Provided passage
- - -
Databricks Certified Machine Learning Professional
Validates ability to design, implement, and manage enterprise-scale machine learning solutions using the Databricks platform. The exam covers model development with SparkML and distributed training, MLOps practices including model lifecycle management, validation testing, environment architectures with Databricks Asset Bundles, automated retraining workflows, drift detection with Lakehouse Monitoring, and model deployment strategies with Model Serving. The exam consists of 60 multiple-choice questions over 120 minutes.
Exam domains
- Model Development47%
Build scalable ML models on Databricks using SparkML pipelines, distributed training with TorchDistributor, DeepSpeed, and Ray, and hyperparameter tuning with Hyperopt and Optuna. Engineer features via the Databricks Feature Store with offline tables and online stores, and track experiments, signatures, and model versions through advanced MLflow patterns.
- - -
Problem set
A. According to the certification exam description, which tools are used for distributed training of models?
B. Continue the certification exam description from its last sentence.
The listing that follows has no connection to the certification exam description.
- - -
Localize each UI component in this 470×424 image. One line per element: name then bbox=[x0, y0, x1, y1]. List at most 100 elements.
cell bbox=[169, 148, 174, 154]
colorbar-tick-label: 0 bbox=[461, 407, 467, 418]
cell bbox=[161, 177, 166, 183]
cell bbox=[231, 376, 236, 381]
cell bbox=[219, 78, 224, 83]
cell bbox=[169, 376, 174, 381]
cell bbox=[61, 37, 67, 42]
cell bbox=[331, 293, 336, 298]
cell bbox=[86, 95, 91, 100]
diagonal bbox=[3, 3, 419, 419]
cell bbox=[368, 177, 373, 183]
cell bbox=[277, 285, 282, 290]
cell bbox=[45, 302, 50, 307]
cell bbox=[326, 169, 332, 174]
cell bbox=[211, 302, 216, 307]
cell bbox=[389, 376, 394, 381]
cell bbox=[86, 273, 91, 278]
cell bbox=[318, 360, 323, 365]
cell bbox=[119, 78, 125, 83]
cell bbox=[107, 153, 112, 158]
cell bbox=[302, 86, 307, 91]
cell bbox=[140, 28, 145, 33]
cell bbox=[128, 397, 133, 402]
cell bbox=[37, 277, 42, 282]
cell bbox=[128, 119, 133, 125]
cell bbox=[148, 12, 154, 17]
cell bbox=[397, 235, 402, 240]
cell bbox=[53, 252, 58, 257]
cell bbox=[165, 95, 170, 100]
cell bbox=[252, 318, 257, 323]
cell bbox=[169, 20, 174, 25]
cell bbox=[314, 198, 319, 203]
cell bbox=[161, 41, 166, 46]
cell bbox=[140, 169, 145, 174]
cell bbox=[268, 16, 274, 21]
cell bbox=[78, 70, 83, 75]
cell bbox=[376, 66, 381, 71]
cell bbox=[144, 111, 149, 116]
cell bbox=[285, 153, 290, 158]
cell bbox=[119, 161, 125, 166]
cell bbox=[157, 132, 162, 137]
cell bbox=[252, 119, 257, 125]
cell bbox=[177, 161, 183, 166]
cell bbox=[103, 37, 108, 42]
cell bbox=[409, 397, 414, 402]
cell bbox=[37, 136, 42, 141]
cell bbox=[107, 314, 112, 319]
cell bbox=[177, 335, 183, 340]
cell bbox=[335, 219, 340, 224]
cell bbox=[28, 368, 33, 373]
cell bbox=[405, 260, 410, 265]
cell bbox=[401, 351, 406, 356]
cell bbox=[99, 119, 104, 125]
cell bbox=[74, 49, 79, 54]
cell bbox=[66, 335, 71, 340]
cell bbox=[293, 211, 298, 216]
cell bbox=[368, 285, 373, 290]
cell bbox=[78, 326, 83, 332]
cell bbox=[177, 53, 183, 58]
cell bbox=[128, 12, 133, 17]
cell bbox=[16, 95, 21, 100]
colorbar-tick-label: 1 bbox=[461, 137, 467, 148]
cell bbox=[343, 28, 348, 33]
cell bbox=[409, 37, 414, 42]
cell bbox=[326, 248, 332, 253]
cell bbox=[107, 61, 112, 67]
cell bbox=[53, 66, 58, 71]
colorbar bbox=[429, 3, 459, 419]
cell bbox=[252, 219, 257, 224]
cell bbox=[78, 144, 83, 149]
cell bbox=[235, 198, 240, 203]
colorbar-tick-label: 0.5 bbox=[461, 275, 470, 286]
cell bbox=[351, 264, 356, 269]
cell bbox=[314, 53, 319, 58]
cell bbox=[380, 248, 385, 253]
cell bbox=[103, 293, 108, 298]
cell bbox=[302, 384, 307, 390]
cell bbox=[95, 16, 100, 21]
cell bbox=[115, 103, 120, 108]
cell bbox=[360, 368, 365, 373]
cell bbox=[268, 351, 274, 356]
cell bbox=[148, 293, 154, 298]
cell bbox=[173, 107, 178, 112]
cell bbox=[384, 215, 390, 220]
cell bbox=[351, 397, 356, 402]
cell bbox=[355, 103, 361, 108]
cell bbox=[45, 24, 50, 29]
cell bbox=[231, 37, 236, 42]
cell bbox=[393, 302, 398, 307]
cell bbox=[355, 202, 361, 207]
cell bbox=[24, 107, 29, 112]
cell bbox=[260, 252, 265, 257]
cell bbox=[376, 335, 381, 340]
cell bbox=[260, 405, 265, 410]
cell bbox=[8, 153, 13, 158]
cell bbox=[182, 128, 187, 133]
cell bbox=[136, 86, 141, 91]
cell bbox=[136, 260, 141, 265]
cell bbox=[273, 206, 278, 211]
- - -
Task-by-task outputs
A. TorchDistributor, DeepSpeed, and Ray

B.
- MLOps43%
Operate production ML on Databricks with comprehensive unit and integration testing, environment promotion via Databricks Asset Bundles, and automated retraining workflows on Lakeflow Jobs. Monitor inference tables, feature drift, and model quality with Lakehouse Monitoring and the MLflow Model Registry stages, webhooks, and aliases to detect and remediate drift in production.
- Model Deployment10%
Deploy registered MLflow models to Databricks Model Serving for real-time endpoints, batch, and Structured Streaming inference, including custom pyfunc models and GPU-backed serving. Manage rollout strategies such as A/B testing, canary releases, and shadow deployments while tracking served-model versions and traffic splits across endpoints.
Sources
Questions are grounded in 50 references from official and authoritative materials.